## WHAT IS BEING ASKED
List each line holding the string "הופעות".

* BEGIN *

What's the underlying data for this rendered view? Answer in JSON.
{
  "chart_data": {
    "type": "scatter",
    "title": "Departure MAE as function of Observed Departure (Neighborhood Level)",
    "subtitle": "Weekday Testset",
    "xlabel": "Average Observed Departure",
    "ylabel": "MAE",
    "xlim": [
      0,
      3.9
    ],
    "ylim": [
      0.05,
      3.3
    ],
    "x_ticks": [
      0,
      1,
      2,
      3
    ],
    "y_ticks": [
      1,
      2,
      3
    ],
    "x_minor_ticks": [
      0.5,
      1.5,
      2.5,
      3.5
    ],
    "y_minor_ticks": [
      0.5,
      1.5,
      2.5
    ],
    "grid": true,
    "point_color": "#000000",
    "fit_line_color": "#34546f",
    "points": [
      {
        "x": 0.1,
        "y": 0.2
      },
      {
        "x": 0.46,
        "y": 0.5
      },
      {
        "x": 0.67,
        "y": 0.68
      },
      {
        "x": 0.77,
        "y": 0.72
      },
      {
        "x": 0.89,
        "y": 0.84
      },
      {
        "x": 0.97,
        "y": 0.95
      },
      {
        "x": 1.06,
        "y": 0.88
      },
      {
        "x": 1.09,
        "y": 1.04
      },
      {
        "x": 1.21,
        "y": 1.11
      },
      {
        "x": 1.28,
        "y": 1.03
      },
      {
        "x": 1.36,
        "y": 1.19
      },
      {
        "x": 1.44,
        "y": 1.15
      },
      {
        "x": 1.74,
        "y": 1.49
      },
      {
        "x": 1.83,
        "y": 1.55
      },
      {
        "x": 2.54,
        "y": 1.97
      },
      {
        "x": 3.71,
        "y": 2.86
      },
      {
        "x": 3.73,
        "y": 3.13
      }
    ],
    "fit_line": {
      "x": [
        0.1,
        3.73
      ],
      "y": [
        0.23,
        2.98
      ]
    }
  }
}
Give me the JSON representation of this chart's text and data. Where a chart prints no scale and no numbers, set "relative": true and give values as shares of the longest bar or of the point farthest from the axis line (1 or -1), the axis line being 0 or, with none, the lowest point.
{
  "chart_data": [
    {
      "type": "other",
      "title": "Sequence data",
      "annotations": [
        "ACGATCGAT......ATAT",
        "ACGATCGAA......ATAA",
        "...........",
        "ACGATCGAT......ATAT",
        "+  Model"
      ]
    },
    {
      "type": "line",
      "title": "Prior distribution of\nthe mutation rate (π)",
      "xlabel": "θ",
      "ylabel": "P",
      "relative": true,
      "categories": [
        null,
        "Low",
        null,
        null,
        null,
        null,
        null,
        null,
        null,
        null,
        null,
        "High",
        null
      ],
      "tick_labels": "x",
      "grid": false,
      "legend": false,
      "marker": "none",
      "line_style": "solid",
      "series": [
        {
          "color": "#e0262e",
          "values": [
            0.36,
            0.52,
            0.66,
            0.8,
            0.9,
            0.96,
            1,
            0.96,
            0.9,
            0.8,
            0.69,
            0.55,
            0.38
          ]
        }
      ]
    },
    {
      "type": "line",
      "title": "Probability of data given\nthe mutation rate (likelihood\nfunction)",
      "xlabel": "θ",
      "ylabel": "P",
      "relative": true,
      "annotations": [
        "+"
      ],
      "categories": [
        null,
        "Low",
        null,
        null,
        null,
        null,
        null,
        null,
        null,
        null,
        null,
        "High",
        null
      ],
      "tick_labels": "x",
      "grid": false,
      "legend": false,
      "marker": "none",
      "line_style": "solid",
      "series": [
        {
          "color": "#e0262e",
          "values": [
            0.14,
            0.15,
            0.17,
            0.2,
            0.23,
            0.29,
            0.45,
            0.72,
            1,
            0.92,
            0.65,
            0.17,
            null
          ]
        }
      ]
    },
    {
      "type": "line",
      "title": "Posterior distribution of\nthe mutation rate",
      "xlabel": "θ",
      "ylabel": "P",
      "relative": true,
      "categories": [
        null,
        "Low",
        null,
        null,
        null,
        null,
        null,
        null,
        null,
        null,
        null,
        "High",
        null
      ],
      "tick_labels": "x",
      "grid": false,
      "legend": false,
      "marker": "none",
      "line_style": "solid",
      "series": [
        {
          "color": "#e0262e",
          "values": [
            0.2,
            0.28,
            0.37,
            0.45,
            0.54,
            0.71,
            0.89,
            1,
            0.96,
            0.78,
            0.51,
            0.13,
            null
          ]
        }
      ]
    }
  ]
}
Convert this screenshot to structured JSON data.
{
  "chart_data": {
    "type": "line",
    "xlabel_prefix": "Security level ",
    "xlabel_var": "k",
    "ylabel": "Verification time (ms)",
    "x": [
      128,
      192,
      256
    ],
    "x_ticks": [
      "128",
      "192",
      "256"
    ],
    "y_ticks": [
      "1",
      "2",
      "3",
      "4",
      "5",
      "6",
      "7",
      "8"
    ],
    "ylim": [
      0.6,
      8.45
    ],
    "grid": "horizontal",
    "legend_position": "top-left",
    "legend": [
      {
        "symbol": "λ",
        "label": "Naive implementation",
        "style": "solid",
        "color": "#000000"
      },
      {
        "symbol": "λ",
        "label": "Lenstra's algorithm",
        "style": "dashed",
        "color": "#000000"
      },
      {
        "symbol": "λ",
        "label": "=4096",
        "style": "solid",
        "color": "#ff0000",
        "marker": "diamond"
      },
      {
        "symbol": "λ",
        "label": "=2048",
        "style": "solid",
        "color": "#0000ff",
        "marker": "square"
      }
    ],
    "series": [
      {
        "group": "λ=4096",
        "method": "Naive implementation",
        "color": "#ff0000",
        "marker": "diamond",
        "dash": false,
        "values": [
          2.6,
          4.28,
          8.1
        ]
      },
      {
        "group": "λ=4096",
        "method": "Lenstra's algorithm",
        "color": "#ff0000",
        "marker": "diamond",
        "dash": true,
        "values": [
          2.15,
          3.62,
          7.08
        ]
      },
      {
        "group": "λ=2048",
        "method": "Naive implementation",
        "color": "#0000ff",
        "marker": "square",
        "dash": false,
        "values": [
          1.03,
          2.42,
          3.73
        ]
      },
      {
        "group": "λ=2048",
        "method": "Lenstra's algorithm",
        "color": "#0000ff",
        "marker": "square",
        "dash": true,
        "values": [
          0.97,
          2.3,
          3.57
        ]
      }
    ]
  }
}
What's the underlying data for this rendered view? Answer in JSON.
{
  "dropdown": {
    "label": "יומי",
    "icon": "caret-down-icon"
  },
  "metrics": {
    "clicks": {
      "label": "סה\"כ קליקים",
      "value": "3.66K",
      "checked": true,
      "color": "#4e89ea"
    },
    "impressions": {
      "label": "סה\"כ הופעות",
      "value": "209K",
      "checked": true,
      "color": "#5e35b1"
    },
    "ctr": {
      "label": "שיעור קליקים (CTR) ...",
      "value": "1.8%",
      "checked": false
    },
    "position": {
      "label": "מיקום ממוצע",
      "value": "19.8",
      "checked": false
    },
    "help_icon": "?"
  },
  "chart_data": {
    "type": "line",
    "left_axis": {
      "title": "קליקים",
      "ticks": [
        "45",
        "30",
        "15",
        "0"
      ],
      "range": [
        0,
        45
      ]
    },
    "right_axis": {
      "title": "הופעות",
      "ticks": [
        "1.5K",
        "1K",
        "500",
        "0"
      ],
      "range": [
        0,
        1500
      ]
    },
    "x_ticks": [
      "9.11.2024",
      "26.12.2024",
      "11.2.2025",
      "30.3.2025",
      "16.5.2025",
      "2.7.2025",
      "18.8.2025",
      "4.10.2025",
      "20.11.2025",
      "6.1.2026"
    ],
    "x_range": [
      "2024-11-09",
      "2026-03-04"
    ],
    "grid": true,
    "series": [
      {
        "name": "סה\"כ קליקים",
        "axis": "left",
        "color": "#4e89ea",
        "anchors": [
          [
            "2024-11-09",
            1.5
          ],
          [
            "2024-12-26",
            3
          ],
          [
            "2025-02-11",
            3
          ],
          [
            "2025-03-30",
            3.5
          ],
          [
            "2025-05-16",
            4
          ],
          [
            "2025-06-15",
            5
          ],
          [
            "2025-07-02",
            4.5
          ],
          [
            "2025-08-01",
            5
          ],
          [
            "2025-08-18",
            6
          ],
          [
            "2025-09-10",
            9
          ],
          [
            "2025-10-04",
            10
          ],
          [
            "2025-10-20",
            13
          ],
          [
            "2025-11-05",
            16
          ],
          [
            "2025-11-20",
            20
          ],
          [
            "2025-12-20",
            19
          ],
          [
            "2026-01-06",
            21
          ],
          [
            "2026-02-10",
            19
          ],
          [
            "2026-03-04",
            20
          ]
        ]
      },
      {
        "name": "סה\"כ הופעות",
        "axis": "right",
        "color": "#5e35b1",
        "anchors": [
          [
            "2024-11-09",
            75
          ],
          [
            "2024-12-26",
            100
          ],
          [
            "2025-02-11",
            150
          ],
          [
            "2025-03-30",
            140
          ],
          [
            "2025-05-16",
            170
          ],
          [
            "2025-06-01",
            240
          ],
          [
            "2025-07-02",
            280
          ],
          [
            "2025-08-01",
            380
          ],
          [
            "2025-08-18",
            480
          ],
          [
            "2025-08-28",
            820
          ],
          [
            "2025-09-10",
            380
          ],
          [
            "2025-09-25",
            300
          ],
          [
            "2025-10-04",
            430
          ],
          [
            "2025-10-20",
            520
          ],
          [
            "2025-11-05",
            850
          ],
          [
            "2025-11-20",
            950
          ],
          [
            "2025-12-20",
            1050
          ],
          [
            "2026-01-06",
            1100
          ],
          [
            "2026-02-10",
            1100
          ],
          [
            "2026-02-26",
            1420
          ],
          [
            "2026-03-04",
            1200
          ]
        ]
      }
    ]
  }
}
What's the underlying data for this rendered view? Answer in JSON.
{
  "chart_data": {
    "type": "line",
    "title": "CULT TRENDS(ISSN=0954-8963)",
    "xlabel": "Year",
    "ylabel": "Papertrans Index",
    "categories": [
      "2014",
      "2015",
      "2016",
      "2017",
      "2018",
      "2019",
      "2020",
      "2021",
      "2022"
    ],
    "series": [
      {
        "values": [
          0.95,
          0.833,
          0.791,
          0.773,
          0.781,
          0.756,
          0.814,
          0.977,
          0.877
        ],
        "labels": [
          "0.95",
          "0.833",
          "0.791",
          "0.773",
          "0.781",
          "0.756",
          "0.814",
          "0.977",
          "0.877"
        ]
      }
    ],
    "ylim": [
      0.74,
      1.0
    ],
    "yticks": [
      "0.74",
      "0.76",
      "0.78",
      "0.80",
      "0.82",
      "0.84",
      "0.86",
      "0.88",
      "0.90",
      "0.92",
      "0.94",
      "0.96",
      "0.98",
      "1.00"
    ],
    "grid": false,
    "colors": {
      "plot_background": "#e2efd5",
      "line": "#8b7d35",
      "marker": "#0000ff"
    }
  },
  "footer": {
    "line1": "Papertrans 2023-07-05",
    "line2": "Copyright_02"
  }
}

* END *

## FINISHED TASK
      "label": "סה\"כ הופעות",
      "title": "הופעות",
        "name": "סה\"כ הופעות",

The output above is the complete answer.